Find all lines in the listing that include the word "стабилизатора", then copy them.

> Raw data
****************

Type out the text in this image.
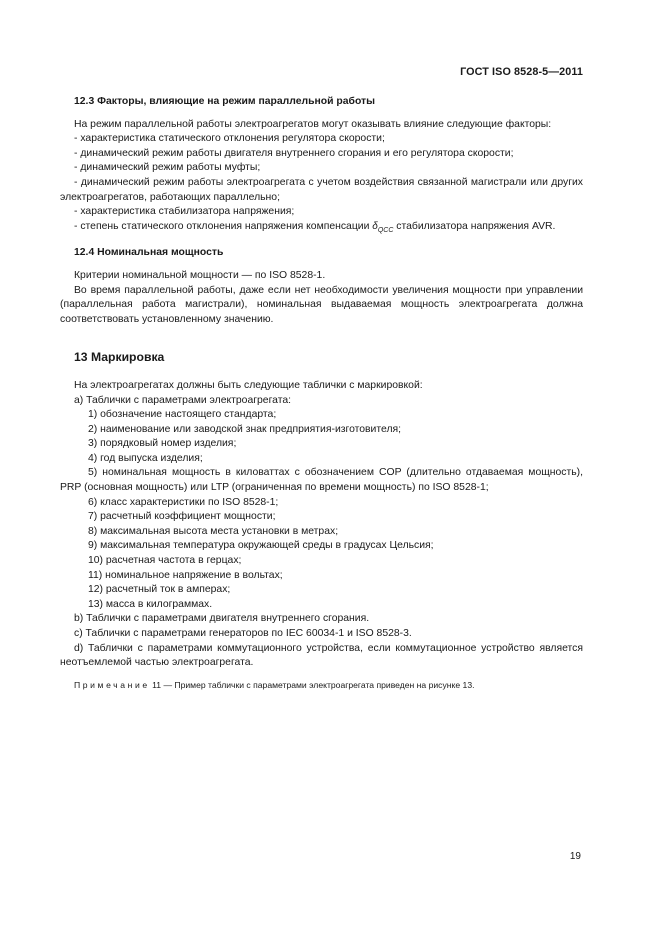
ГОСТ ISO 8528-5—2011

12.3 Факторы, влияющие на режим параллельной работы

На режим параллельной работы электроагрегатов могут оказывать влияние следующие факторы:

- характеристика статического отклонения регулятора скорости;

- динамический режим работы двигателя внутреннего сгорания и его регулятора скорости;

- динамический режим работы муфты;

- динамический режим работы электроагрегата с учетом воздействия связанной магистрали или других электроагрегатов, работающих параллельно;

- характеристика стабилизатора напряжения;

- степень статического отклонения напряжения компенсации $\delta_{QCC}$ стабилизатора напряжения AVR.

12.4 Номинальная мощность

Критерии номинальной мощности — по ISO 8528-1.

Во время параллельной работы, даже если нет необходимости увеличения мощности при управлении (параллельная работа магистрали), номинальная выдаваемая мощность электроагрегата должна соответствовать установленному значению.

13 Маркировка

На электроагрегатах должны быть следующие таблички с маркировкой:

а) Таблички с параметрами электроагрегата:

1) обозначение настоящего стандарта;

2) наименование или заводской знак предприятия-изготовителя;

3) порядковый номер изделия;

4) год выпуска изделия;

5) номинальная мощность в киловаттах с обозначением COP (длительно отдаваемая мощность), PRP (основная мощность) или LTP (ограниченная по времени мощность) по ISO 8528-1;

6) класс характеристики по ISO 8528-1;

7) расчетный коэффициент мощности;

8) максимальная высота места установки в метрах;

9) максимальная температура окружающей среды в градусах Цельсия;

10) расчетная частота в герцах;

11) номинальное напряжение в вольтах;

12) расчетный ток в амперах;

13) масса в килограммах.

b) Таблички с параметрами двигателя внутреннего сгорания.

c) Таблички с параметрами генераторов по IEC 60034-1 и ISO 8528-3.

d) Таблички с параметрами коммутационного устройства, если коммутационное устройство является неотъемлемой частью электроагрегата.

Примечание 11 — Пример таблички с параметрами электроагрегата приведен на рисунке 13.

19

****************

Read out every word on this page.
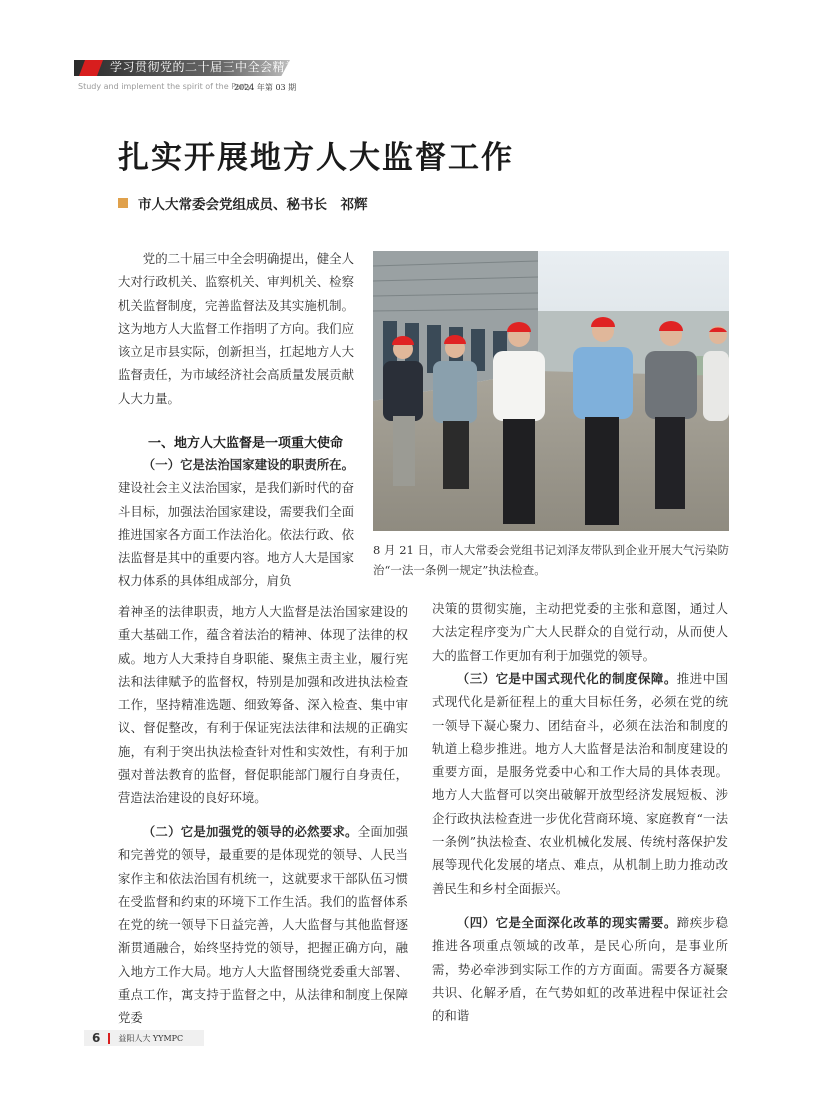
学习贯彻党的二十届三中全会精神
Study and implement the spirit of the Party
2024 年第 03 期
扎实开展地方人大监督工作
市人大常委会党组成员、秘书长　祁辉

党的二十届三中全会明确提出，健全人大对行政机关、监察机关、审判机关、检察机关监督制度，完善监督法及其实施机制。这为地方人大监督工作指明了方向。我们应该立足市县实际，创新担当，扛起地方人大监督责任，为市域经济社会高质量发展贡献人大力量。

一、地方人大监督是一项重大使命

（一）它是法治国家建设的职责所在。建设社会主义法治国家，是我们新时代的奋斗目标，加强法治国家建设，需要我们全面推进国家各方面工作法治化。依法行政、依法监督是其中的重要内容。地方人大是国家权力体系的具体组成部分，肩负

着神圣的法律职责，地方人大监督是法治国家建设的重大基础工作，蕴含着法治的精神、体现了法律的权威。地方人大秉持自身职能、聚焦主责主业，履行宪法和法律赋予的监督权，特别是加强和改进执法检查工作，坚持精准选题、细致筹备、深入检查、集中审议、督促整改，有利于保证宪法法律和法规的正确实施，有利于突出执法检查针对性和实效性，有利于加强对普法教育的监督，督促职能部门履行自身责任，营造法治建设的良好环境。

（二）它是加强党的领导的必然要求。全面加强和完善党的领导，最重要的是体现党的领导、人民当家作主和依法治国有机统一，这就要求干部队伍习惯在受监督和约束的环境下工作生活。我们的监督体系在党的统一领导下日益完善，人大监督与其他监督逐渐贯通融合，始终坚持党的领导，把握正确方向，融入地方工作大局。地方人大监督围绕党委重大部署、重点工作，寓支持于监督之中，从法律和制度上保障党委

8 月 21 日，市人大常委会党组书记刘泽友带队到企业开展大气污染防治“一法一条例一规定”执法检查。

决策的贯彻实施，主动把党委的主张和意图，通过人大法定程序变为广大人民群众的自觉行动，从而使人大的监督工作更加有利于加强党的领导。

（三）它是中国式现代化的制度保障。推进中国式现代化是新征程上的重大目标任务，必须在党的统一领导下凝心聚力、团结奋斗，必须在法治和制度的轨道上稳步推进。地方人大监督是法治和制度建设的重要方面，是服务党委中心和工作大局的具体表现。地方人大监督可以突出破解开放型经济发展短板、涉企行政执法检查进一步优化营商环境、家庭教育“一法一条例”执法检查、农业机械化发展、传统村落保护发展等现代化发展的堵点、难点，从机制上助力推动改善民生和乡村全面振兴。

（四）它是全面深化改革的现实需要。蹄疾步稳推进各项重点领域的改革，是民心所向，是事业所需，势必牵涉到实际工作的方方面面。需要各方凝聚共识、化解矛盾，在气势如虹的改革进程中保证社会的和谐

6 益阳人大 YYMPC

****************

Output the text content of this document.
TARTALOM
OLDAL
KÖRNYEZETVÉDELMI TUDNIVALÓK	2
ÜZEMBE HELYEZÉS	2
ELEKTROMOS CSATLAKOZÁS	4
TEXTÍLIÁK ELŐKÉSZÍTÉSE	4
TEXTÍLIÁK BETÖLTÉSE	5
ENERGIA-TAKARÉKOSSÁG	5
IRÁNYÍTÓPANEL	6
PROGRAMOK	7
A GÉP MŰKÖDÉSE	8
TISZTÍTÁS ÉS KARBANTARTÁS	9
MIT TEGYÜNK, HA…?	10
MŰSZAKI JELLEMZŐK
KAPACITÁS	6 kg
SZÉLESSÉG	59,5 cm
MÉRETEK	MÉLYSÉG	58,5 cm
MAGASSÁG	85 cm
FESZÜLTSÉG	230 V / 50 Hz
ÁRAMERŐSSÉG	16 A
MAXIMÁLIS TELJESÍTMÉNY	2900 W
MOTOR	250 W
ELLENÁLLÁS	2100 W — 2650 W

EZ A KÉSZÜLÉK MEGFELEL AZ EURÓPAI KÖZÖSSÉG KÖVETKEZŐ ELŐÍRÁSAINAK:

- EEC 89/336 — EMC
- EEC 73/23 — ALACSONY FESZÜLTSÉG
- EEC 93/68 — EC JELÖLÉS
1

****************

> Exercise response
- характеристика стабилизатора напряжения;
- степень статического отклонения напряжения компенсации $\delta_{QCC}$ стабилизатора напряжения AVR.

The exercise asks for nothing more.